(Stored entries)
· · · · ·
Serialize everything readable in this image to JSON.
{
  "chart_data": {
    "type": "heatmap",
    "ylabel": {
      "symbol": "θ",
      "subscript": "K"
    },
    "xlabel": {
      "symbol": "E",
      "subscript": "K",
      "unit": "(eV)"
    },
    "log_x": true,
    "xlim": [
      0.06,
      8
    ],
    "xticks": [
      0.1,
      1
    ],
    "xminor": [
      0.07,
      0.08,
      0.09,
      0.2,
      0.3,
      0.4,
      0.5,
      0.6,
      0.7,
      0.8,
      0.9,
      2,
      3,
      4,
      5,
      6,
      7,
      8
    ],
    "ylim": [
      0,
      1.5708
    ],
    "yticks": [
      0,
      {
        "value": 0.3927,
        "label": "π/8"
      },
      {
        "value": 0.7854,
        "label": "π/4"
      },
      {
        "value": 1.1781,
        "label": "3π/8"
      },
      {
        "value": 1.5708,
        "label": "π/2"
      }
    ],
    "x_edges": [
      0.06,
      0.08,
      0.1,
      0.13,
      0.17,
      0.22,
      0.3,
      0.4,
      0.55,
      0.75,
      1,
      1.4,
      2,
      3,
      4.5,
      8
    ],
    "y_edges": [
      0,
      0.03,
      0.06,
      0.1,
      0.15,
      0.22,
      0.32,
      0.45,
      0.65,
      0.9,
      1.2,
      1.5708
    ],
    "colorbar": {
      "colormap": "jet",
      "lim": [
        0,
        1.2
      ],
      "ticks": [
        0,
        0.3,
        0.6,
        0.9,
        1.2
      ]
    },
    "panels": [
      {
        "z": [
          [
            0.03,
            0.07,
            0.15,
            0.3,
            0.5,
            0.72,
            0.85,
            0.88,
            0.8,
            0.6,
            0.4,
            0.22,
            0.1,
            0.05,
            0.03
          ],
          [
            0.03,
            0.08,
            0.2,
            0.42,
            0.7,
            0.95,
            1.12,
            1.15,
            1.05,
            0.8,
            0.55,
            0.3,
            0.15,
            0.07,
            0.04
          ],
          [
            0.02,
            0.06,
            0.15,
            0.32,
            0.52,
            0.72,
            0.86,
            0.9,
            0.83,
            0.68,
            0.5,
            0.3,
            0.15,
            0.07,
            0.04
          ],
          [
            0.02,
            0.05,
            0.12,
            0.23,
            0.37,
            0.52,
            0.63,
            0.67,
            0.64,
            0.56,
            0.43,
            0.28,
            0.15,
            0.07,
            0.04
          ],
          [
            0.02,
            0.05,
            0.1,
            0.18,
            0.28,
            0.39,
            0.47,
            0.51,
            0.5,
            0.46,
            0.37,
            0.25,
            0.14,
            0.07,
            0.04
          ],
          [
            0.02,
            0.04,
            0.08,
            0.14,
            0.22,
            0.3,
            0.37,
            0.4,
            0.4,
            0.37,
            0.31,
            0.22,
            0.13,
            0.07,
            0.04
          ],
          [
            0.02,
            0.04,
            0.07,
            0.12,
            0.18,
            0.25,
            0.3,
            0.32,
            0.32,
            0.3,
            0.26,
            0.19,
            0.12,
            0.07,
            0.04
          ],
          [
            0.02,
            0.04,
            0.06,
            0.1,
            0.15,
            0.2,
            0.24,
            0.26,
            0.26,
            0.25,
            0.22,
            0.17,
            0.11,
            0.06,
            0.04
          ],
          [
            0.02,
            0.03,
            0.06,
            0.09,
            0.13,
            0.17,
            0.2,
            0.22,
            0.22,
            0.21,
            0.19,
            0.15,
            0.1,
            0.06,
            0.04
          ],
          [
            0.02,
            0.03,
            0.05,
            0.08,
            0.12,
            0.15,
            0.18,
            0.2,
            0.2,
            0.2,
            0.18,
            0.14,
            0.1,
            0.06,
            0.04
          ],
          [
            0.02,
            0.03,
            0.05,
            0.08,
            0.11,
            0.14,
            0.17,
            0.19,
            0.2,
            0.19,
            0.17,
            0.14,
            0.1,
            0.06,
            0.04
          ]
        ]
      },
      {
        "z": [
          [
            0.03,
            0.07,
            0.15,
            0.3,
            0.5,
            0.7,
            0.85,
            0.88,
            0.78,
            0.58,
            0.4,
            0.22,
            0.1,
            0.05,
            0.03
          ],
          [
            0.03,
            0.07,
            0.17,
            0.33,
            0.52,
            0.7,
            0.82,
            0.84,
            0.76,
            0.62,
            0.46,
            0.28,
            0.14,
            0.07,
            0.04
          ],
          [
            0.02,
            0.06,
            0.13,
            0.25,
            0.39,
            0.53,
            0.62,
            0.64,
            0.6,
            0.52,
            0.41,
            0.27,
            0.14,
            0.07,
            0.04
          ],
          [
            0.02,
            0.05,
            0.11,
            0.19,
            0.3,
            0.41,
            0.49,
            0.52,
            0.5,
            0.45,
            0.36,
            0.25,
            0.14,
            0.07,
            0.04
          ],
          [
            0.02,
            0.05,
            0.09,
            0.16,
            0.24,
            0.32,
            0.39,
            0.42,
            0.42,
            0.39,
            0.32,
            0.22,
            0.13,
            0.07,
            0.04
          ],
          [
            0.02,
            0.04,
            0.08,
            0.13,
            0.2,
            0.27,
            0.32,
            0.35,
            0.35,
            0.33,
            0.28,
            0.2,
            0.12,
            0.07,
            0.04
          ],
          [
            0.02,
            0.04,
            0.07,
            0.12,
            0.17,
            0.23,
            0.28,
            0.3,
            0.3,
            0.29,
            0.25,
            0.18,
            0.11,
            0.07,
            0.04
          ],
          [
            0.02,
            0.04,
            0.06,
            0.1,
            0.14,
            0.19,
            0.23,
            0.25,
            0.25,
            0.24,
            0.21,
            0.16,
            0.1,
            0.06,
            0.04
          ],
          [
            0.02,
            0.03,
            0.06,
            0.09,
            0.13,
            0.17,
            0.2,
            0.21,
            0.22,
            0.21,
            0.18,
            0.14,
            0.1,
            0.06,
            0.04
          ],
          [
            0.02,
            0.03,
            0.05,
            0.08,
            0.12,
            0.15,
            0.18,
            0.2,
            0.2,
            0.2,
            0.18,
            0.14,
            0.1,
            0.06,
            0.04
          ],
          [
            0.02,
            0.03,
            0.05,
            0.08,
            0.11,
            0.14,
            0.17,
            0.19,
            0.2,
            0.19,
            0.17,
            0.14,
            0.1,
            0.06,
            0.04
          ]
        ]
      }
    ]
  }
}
· · · · ·
● **WHAT TO DO**
Retype every record above exactly as written.

● **THE COMPLETED TASK**
Serialize everything readable in this image to JSON.
{
  "chart_data": {
    "type": "heatmap",
    "ylabel": {
      "symbol": "θ",
      "subscript": "K"
    },
    "xlabel": {
      "symbol": "E",
      "subscript": "K",
      "unit": "(eV)"
    },
    "log_x": true,
    "xlim": [
      0.06,
      8
    ],
    "xticks": [
      0.1,
      1
    ],
    "xminor": [
      0.07,
      0.08,
      0.09,
      0.2,
      0.3,
      0.4,
      0.5,
      0.6,
      0.7,
      0.8,
      0.9,
      2,
      3,
      4,
      5,
      6,
      7,
      8
    ],
    "ylim": [
      0,
      1.5708
    ],
    "yticks": [
      0,
      {
        "value": 0.3927,
        "label": "π/8"
      },
      {
        "value": 0.7854,
        "label": "π/4"
      },
      {
        "value": 1.1781,
        "label": "3π/8"
      },
      {
        "value": 1.5708,
        "label": "π/2"
      }
    ],
    "x_edges": [
      0.06,
      0.08,
      0.1,
      0.13,
      0.17,
      0.22,
      0.3,
      0.4,
      0.55,
      0.75,
      1,
      1.4,
      2,
      3,
      4.5,
      8
    ],
    "y_edges": [
      0,
      0.03,
      0.06,
      0.1,
      0.15,
      0.22,
      0.32,
      0.45,
      0.65,
      0.9,
      1.2,
      1.5708
    ],
    "colorbar": {
      "colormap": "jet",
      "lim": [
        0,
        1.2
      ],
      "ticks": [
        0,
        0.3,
        0.6,
        0.9,
        1.2
      ]
    },
    "panels": [
      {
        "z": [
          [
            0.03,
            0.07,
            0.15,
            0.3,
            0.5,
            0.72,
            0.85,
            0.88,
            0.8,
            0.6,
            0.4,
            0.22,
            0.1,
            0.05,
            0.03
          ],
          [
            0.03,
            0.08,
            0.2,
            0.42,
            0.7,
            0.95,
            1.12,
            1.15,
            1.05,
            0.8,
            0.55,
            0.3,
            0.15,
            0.07,
            0.04
          ],
          [
            0.02,
            0.06,
            0.15,
            0.32,
            0.52,
            0.72,
            0.86,
            0.9,
            0.83,
            0.68,
            0.5,
            0.3,
            0.15,
            0.07,
            0.04
          ],
          [
            0.02,
            0.05,
            0.12,
            0.23,
            0.37,
            0.52,
            0.63,
            0.67,
            0.64,
            0.56,
            0.43,
            0.28,
            0.15,
            0.07,
            0.04
          ],
          [
            0.02,
            0.05,
            0.1,
            0.18,
            0.28,
            0.39,
            0.47,
            0.51,
            0.5,
            0.46,
            0.37,
            0.25,
            0.14,
            0.07,
            0.04
          ],
          [
            0.02,
            0.04,
            0.08,
            0.14,
            0.22,
            0.3,
            0.37,
            0.4,
            0.4,
            0.37,
            0.31,
            0.22,
            0.13,
            0.07,
            0.04
          ],
          [
            0.02,
            0.04,
            0.07,
            0.12,
            0.18,
            0.25,
            0.3,
            0.32,
            0.32,
            0.3,
            0.26,
            0.19,
            0.12,
            0.07,
            0.04
          ],
          [
            0.02,
            0.04,
            0.06,
            0.1,
            0.15,
            0.2,
            0.24,
            0.26,
            0.26,
            0.25,
            0.22,
            0.17,
            0.11,
            0.06,
            0.04
          ],
          [
            0.02,
            0.03,
            0.06,
            0.09,
            0.13,
            0.17,
            0.2,
            0.22,
            0.22,
            0.21,
            0.19,
            0.15,
            0.1,
            0.06,
            0.04
          ],
          [
            0.02,
            0.03,
            0.05,
            0.08,
            0.12,
            0.15,
            0.18,
            0.2,
            0.2,
            0.2,
            0.18,
            0.14,
            0.1,
            0.06,
            0.04
          ],
          [
            0.02,
            0.03,
            0.05,
            0.08,
            0.11,
            0.14,
            0.17,
            0.19,
            0.2,
            0.19,
            0.17,
            0.14,
            0.1,
            0.06,
            0.04
          ]
        ]
      },
      {
        "z": [
          [
            0.03,
            0.07,
            0.15,
            0.3,
            0.5,
            0.7,
            0.85,
            0.88,
            0.78,
            0.58,
            0.4,
            0.22,
            0.1,
            0.05,
            0.03
          ],
          [
            0.03,
            0.07,
            0.17,
            0.33,
            0.52,
            0.7,
            0.82,
            0.84,
            0.76,
            0.62,
            0.46,
            0.28,
            0.14,
            0.07,
            0.04
          ],
          [
            0.02,
            0.06,
            0.13,
            0.25,
            0.39,
            0.53,
            0.62,
            0.64,
            0.6,
            0.52,
            0.41,
            0.27,
            0.14,
            0.07,
            0.04
          ],
          [
            0.02,
            0.05,
            0.11,
            0.19,
            0.3,
            0.41,
            0.49,
            0.52,
            0.5,
            0.45,
            0.36,
            0.25,
            0.14,
            0.07,
            0.04
          ],
          [
            0.02,
            0.05,
            0.09,
            0.16,
            0.24,
            0.32,
            0.39,
            0.42,
            0.42,
            0.39,
            0.32,
            0.22,
            0.13,
            0.07,
            0.04
          ],
          [
            0.02,
            0.04,
            0.08,
            0.13,
            0.2,
            0.27,
            0.32,
            0.35,
            0.35,
            0.33,
            0.28,
            0.2,
            0.12,
            0.07,
            0.04
          ],
          [
            0.02,
            0.04,
            0.07,
            0.12,
            0.17,
            0.23,
            0.28,
            0.3,
            0.3,
            0.29,
            0.25,
            0.18,
            0.11,
            0.07,
            0.04
          ],
          [
            0.02,
            0.04,
            0.06,
            0.1,
            0.14,
            0.19,
            0.23,
            0.25,
            0.25,
            0.24,
            0.21,
            0.16,
            0.1,
            0.06,
            0.04
          ],
          [
            0.02,
            0.03,
            0.06,
            0.09,
            0.13,
            0.17,
            0.2,
            0.21,
            0.22,
            0.21,
            0.18,
            0.14,
            0.1,
            0.06,
            0.04
          ],
          [
            0.02,
            0.03,
            0.05,
            0.08,
            0.12,
            0.15,
            0.18,
            0.2,
            0.2,
            0.2,
            0.18,
            0.14,
            0.1,
            0.06,
            0.04
          ],
          [
            0.02,
            0.03,
            0.05,
            0.08,
            0.11,
            0.14,
            0.17,
            0.19,
            0.2,
            0.19,
            0.17,
            0.14,
            0.1,
            0.06,
            0.04
          ]
        ]
      }
    ]
  }
}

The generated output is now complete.